What you are asked to do: Rewrite each of the items below with "bounding box" changed to "enclosing rectangle" and everything else unchanged. Omit the pictures from your answer.

(Rows from a layout dataset)
#####

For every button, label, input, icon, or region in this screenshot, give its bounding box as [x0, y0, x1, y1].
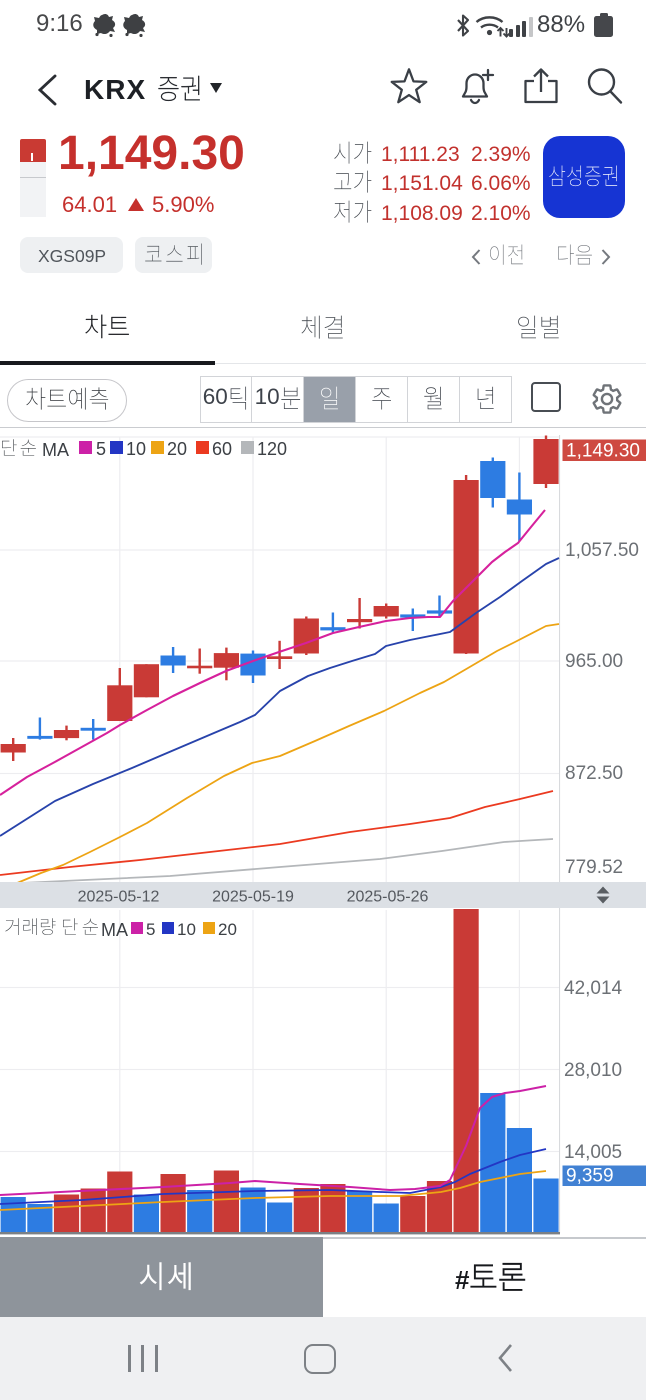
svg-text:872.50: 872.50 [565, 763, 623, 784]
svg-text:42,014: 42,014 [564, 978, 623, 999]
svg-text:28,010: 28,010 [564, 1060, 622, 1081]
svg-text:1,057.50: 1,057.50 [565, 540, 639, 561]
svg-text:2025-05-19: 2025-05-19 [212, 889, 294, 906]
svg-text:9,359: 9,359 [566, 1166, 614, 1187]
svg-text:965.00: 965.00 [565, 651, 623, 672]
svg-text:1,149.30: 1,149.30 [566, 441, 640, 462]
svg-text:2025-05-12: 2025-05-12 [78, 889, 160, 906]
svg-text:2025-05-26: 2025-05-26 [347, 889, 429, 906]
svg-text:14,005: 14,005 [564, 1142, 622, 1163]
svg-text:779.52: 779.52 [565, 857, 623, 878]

#####

Output:
For every button, label, input, icon, or region in this screenshot, give its enclosing rectangle as [x0, y0, x1, y1].
svg-text:872.50: 872.50 [565, 763, 623, 784]
svg-text:42,014: 42,014 [564, 978, 623, 999]
svg-text:28,010: 28,010 [564, 1060, 622, 1081]
svg-text:1,057.50: 1,057.50 [565, 540, 639, 561]
svg-text:2025-05-19: 2025-05-19 [212, 889, 294, 906]
svg-text:9,359: 9,359 [566, 1166, 614, 1187]
svg-text:965.00: 965.00 [565, 651, 623, 672]
svg-text:1,149.30: 1,149.30 [566, 441, 640, 462]
svg-text:2025-05-12: 2025-05-12 [78, 889, 160, 906]
svg-text:2025-05-26: 2025-05-26 [347, 889, 429, 906]
svg-text:14,005: 14,005 [564, 1142, 622, 1163]
svg-text:779.52: 779.52 [565, 857, 623, 878]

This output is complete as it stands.